---- Records to use

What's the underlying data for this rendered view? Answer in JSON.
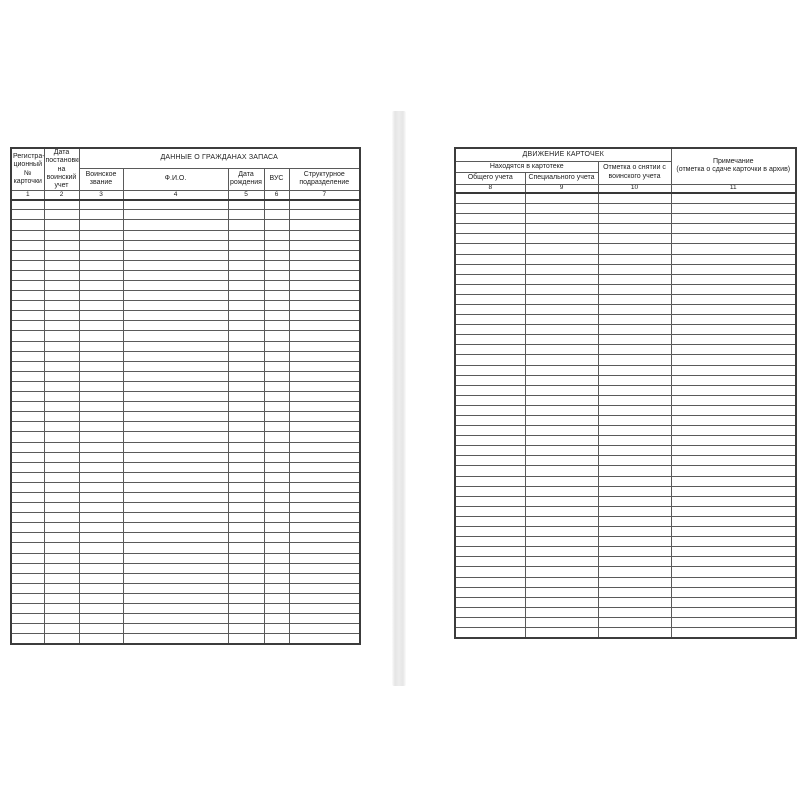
{
  "page": {
    "background_color": "#ffffff",
    "spine_color": "#e9e9e9",
    "line_color": "#5a5a5a"
  },
  "left_table": {
    "header_registration": "Регистра-\nционный №\nкарточки",
    "header_date": "Дата\nпостановки\nна воинский\nучет",
    "title": "ДАННЫЕ О ГРАЖДАНАХ ЗАПАСА",
    "sub_headers": {
      "rank": "Воинское\nзвание",
      "fio": "Ф.И.О.",
      "birth_date": "Дата\nрождения",
      "vus": "ВУС",
      "unit": "Структурное\nподразделение"
    },
    "column_numbers": [
      "1",
      "2",
      "3",
      "4",
      "5",
      "6",
      "7"
    ],
    "body_rows": 44
  },
  "right_table": {
    "title": "ДВИЖЕНИЕ КАРТОЧЕК",
    "group_header": "Находятся в картотеке",
    "sub_headers": {
      "general": "Общего учета",
      "special": "Специального учета"
    },
    "header_removal": "Отметка о снятии с\nвоинского учета",
    "header_note": "Примечание\n(отметка о сдаче карточки в архив)",
    "column_numbers": [
      "8",
      "9",
      "10",
      "11"
    ],
    "body_rows": 44
  }
}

--------

_Goal of the exercise:_ Reproduce all of the data exactly; the pictures do not belong in the copy.

_Correct answer:_
What's the underlying data for this rendered view? Answer in JSON.
{
  "page": {
    "background_color": "#ffffff",
    "spine_color": "#e9e9e9",
    "line_color": "#5a5a5a"
  },
  "left_table": {
    "header_registration": "Регистра-\nционный №\nкарточки",
    "header_date": "Дата\nпостановки\nна воинский\nучет",
    "title": "ДАННЫЕ О ГРАЖДАНАХ ЗАПАСА",
    "sub_headers": {
      "rank": "Воинское\nзвание",
      "fio": "Ф.И.О.",
      "birth_date": "Дата\nрождения",
      "vus": "ВУС",
      "unit": "Структурное\nподразделение"
    },
    "column_numbers": [
      "1",
      "2",
      "3",
      "4",
      "5",
      "6",
      "7"
    ],
    "body_rows": 44
  },
  "right_table": {
    "title": "ДВИЖЕНИЕ КАРТОЧЕК",
    "group_header": "Находятся в картотеке",
    "sub_headers": {
      "general": "Общего учета",
      "special": "Специального учета"
    },
    "header_removal": "Отметка о снятии с\nвоинского учета",
    "header_note": "Примечание\n(отметка о сдаче карточки в архив)",
    "column_numbers": [
      "8",
      "9",
      "10",
      "11"
    ],
    "body_rows": 44
  }
}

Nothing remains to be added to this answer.